- **What you should do**
The records below are to be quoted in full; please keep every word exact.

- **Data to use**
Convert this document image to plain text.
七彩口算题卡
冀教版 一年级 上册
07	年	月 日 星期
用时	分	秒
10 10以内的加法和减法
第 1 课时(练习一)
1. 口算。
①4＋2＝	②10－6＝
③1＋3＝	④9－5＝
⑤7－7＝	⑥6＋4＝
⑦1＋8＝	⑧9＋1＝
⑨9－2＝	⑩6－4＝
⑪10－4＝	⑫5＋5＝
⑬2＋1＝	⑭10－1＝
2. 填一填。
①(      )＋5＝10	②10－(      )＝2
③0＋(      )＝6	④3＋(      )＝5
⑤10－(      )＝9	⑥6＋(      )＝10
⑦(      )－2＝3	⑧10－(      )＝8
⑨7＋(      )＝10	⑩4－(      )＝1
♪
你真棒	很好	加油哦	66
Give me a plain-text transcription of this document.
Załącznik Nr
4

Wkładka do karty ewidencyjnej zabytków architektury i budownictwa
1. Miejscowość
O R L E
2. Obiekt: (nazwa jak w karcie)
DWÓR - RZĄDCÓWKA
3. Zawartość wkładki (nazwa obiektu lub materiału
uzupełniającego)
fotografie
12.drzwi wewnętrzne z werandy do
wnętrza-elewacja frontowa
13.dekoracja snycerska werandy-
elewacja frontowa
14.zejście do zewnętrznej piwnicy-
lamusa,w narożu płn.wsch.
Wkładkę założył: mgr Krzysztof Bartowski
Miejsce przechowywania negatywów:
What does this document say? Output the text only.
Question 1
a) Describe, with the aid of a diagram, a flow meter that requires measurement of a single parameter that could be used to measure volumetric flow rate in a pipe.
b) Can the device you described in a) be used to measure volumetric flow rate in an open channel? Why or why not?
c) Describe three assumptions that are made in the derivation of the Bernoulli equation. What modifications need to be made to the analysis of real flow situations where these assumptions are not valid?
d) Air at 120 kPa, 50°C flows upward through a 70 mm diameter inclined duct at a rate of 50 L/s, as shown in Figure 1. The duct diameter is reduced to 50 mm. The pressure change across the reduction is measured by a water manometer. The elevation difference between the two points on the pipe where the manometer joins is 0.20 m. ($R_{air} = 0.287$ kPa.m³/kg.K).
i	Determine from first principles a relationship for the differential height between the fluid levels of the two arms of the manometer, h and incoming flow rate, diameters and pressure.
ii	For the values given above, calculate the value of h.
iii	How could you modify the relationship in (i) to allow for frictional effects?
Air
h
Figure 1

- **Exercise answer**
Convert this document image to plain text.
七彩口算题卡
冀教版 一年级 上册
07	年	月 日 星期
用时	分	秒
10 10以内的加法和减法
第 1 课时(练习一)
1. 口算。
①4＋2＝	②10－6＝
③1＋3＝	④9－5＝
⑤7－7＝	⑥6＋4＝
⑦1＋8＝	⑧9＋1＝
⑨9－2＝	⑩6－4＝
⑪10－4＝	⑫5＋5＝
⑬2＋1＝	⑭10－1＝
2. 填一填。
①(      )＋5＝10	②10－(      )＝2
③0＋(      )＝6	④3＋(      )＝5
⑤10－(      )＝9	⑥6＋(      )＝10
⑦(      )－2＝3	⑧10－(      )＝8
⑨7＋(      )＝10	⑩4－(      )＝1
♪
你真棒	很好	加油哦	66
Give me a plain-text transcription of this document.
Załącznik Nr
4

Wkładka do karty ewidencyjnej zabytków architektury i budownictwa
1. Miejscowość
O R L E
2. Obiekt: (nazwa jak w karcie)
DWÓR - RZĄDCÓWKA
3. Zawartość wkładki (nazwa obiektu lub materiału
uzupełniającego)
fotografie
12.drzwi wewnętrzne z werandy do
wnętrza-elewacja frontowa
13.dekoracja snycerska werandy-
elewacja frontowa
14.zejście do zewnętrznej piwnicy-
lamusa,w narożu płn.wsch.
Wkładkę założył: mgr Krzysztof Bartowski
Miejsce przechowywania negatywów:
What does this document say? Output the text only.
Question 1
a) Describe, with the aid of a diagram, a flow meter that requires measurement of a single parameter that could be used to measure volumetric flow rate in a pipe.
b) Can the device you described in a) be used to measure volumetric flow rate in an open channel? Why or why not?
c) Describe three assumptions that are made in the derivation of the Bernoulli equation. What modifications need to be made to the analysis of real flow situations where these assumptions are not valid?
d) Air at 120 kPa, 50°C flows upward through a 70 mm diameter inclined duct at a rate of 50 L/s, as shown in Figure 1. The duct diameter is reduced to 50 mm. The pressure change across the reduction is measured by a water manometer. The elevation difference between the two points on the pipe where the manometer joins is 0.20 m. ($R_{air} = 0.287$ kPa.m³/kg.K).
i	Determine from first principles a relationship for the differential height between the fluid levels of the two arms of the manometer, h and incoming flow rate, diameters and pressure.
ii	For the values given above, calculate the value of h.
iii	How could you modify the relationship in (i) to allow for frictional effects?
Air
h
Figure 1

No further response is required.